SHORT PROBLEM
Provide only the number of lines in the listing that contain the string "this".

ENTRIES SHOWN
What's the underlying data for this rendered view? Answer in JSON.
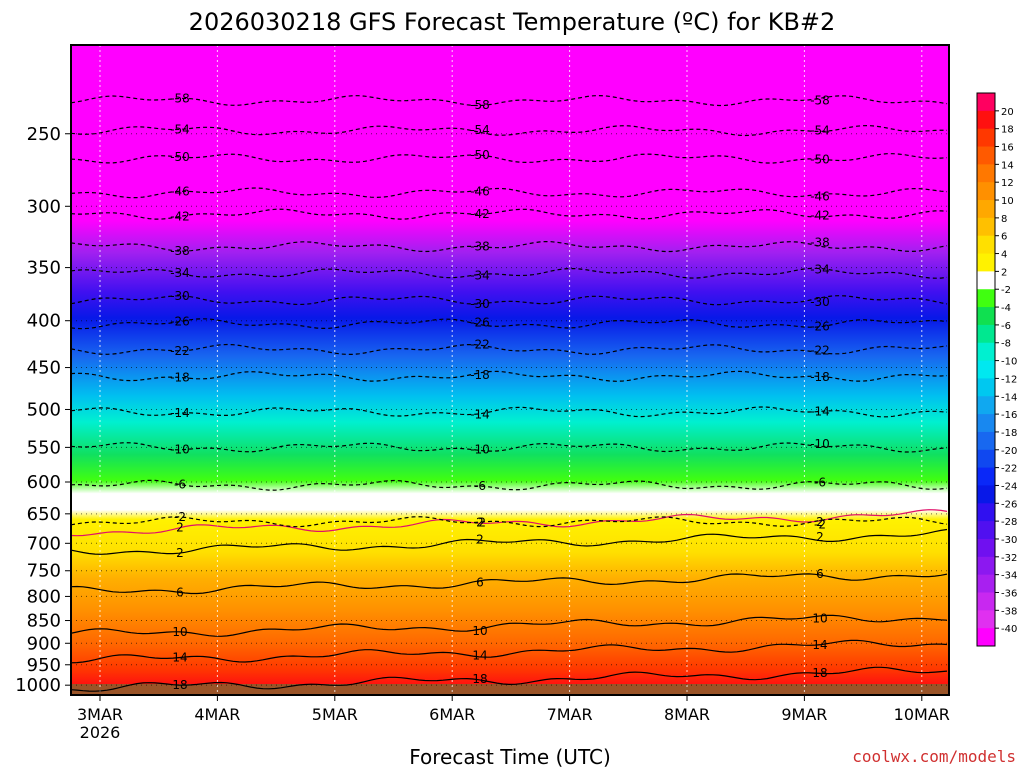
{
  "chart_data": {
    "type": "heatmap",
    "title": "2026030218 GFS Forecast Temperature (ºC) for KB#2",
    "xlabel": "Forecast Time (UTC)",
    "ylabel": "",
    "credit": "coolwx.com/models",
    "x_ticks": [
      "3MAR",
      "4MAR",
      "5MAR",
      "6MAR",
      "7MAR",
      "8MAR",
      "9MAR",
      "10MAR"
    ],
    "x_sublabel": "2026",
    "y_axis": "pressure (hPa), reversed log scale",
    "y_ticks": [
      250,
      300,
      350,
      400,
      450,
      500,
      550,
      600,
      650,
      700,
      750,
      800,
      850,
      900,
      950,
      1000
    ],
    "ylim": [
      1025,
      200
    ],
    "colorbar_labels": [
      20,
      18,
      16,
      14,
      12,
      10,
      8,
      6,
      4,
      2,
      -2,
      -4,
      -6,
      -8,
      -10,
      -12,
      -14,
      -16,
      -18,
      -20,
      -22,
      -24,
      -26,
      -28,
      -30,
      -32,
      -34,
      -36,
      -38,
      -40
    ],
    "colorbar_colors": [
      "#ff0060",
      "#ff1010",
      "#ff3800",
      "#ff5a00",
      "#ff7800",
      "#ff9000",
      "#ffa800",
      "#ffc000",
      "#ffe000",
      "#fff200",
      "#ffffff",
      "#40ff10",
      "#10e050",
      "#00e890",
      "#00f0d0",
      "#00e8f0",
      "#00c8f0",
      "#10a8f0",
      "#1888f0",
      "#1868f0",
      "#1048f0",
      "#0a28f8",
      "#0818e8",
      "#3010f0",
      "#5010f0",
      "#7010f0",
      "#8c18f0",
      "#a820f0",
      "#c828f0",
      "#e030f0",
      "#ff00ff"
    ],
    "isotherm_levels": [
      {
        "label": "18",
        "pressure": 1008
      },
      {
        "label": "14",
        "pressure": 940
      },
      {
        "label": "10",
        "pressure": 880
      },
      {
        "label": "6",
        "pressure": 790
      },
      {
        "label": "2",
        "pressure": 715
      },
      {
        "label": "2",
        "pressure": 680
      },
      {
        "label": "-2",
        "pressure": 663
      },
      {
        "label": "-6",
        "pressure": 605
      },
      {
        "label": "-10",
        "pressure": 550
      },
      {
        "label": "-14",
        "pressure": 503
      },
      {
        "label": "-18",
        "pressure": 460
      },
      {
        "label": "-22",
        "pressure": 430
      },
      {
        "label": "-26",
        "pressure": 403
      },
      {
        "label": "-30",
        "pressure": 380
      },
      {
        "label": "-34",
        "pressure": 355
      },
      {
        "label": "-38",
        "pressure": 332
      },
      {
        "label": "-42",
        "pressure": 306
      },
      {
        "label": "-46",
        "pressure": 290
      },
      {
        "label": "-50",
        "pressure": 266
      },
      {
        "label": "-54",
        "pressure": 248
      },
      {
        "label": "-58",
        "pressure": 230
      }
    ],
    "grid": true,
    "legend": "colorbar-right"
  }
}
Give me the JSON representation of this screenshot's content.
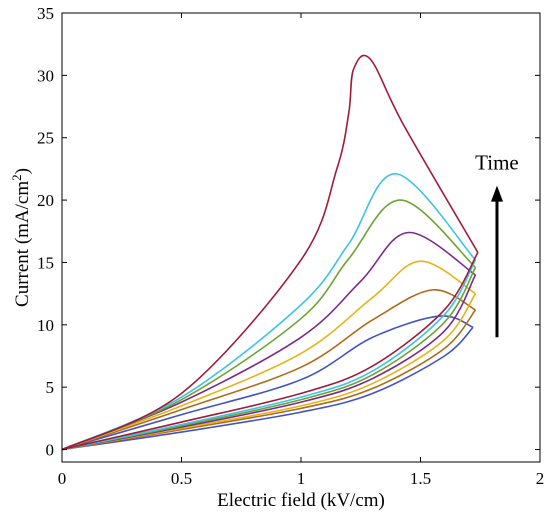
{
  "chart_data": {
    "type": "line",
    "xlabel": "Electric field (kV/cm)",
    "ylabel_main": "Current (mA/cm",
    "ylabel_sup": "2",
    "ylabel_close": ")",
    "xlim": [
      0,
      2
    ],
    "ylim": [
      -1,
      35
    ],
    "xticks": [
      0,
      0.5,
      1,
      1.5,
      2
    ],
    "xtick_labels": [
      "0",
      "0.5",
      "1",
      "1.5",
      "2"
    ],
    "yticks": [
      0,
      5,
      10,
      15,
      20,
      25,
      30,
      35
    ],
    "ytick_labels": [
      "0",
      "5",
      "10",
      "15",
      "20",
      "25",
      "30",
      "35"
    ],
    "grid": false,
    "annotation": {
      "text": "Time",
      "arrow_x": 1.82,
      "arrow_from": 9,
      "arrow_to": 21
    },
    "series": [
      {
        "color": "#4254c4",
        "upper": [
          [
            0,
            0
          ],
          [
            0.5,
            2.8
          ],
          [
            1,
            5.6
          ],
          [
            1.3,
            9.0
          ],
          [
            1.58,
            10.7
          ],
          [
            1.72,
            9.8
          ]
        ],
        "lower": [
          [
            1.72,
            9.8
          ],
          [
            1.6,
            7.5
          ],
          [
            1.3,
            4.5
          ],
          [
            1,
            3.0
          ],
          [
            0.5,
            1.4
          ],
          [
            0,
            0
          ]
        ]
      },
      {
        "color": "#b06a18",
        "upper": [
          [
            0,
            0
          ],
          [
            0.5,
            3.2
          ],
          [
            1,
            6.6
          ],
          [
            1.3,
            10.4
          ],
          [
            1.55,
            12.8
          ],
          [
            1.73,
            11.2
          ]
        ],
        "lower": [
          [
            1.73,
            11.2
          ],
          [
            1.6,
            8.1
          ],
          [
            1.3,
            4.9
          ],
          [
            1,
            3.3
          ],
          [
            0.5,
            1.6
          ],
          [
            0,
            0
          ]
        ]
      },
      {
        "color": "#e3b417",
        "upper": [
          [
            0,
            0
          ],
          [
            0.5,
            3.5
          ],
          [
            1,
            7.7
          ],
          [
            1.3,
            12.2
          ],
          [
            1.5,
            15.1
          ],
          [
            1.73,
            12.5
          ]
        ],
        "lower": [
          [
            1.73,
            12.5
          ],
          [
            1.6,
            8.8
          ],
          [
            1.3,
            5.3
          ],
          [
            1,
            3.5
          ],
          [
            0.5,
            1.7
          ],
          [
            0,
            0
          ]
        ]
      },
      {
        "color": "#7b2a8c",
        "upper": [
          [
            0,
            0
          ],
          [
            0.5,
            3.8
          ],
          [
            1,
            9.0
          ],
          [
            1.25,
            13.5
          ],
          [
            1.45,
            17.4
          ],
          [
            1.73,
            14.0
          ]
        ],
        "lower": [
          [
            1.73,
            14.0
          ],
          [
            1.6,
            9.5
          ],
          [
            1.3,
            5.7
          ],
          [
            1,
            3.8
          ],
          [
            0.5,
            1.8
          ],
          [
            0,
            0
          ]
        ]
      },
      {
        "color": "#6aa432",
        "upper": [
          [
            0,
            0
          ],
          [
            0.5,
            4.0
          ],
          [
            1,
            10.5
          ],
          [
            1.2,
            15.3
          ],
          [
            1.42,
            20.0
          ],
          [
            1.73,
            14.6
          ]
        ],
        "lower": [
          [
            1.73,
            14.6
          ],
          [
            1.6,
            10.2
          ],
          [
            1.3,
            6.0
          ],
          [
            1,
            4.0
          ],
          [
            0.5,
            1.9
          ],
          [
            0,
            0
          ]
        ]
      },
      {
        "color": "#3ec2e6",
        "upper": [
          [
            0,
            0
          ],
          [
            0.5,
            4.2
          ],
          [
            1,
            11.6
          ],
          [
            1.2,
            16.5
          ],
          [
            1.4,
            22.1
          ],
          [
            1.73,
            15.2
          ]
        ],
        "lower": [
          [
            1.73,
            15.2
          ],
          [
            1.6,
            10.8
          ],
          [
            1.3,
            6.3
          ],
          [
            1,
            4.2
          ],
          [
            0.5,
            2.0
          ],
          [
            0,
            0
          ]
        ]
      },
      {
        "color": "#a01b3a",
        "upper": [
          [
            0,
            0
          ],
          [
            0.5,
            4.5
          ],
          [
            1,
            15.2
          ],
          [
            1.15,
            22.5
          ],
          [
            1.2,
            27.0
          ],
          [
            1.22,
            30.5
          ],
          [
            1.29,
            31.3
          ],
          [
            1.43,
            26.0
          ],
          [
            1.74,
            15.8
          ]
        ],
        "lower": [
          [
            1.74,
            15.8
          ],
          [
            1.6,
            11.2
          ],
          [
            1.3,
            6.7
          ],
          [
            1,
            4.5
          ],
          [
            0.5,
            2.2
          ],
          [
            0,
            0
          ]
        ]
      }
    ]
  }
}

THE COMPLETED TASK
2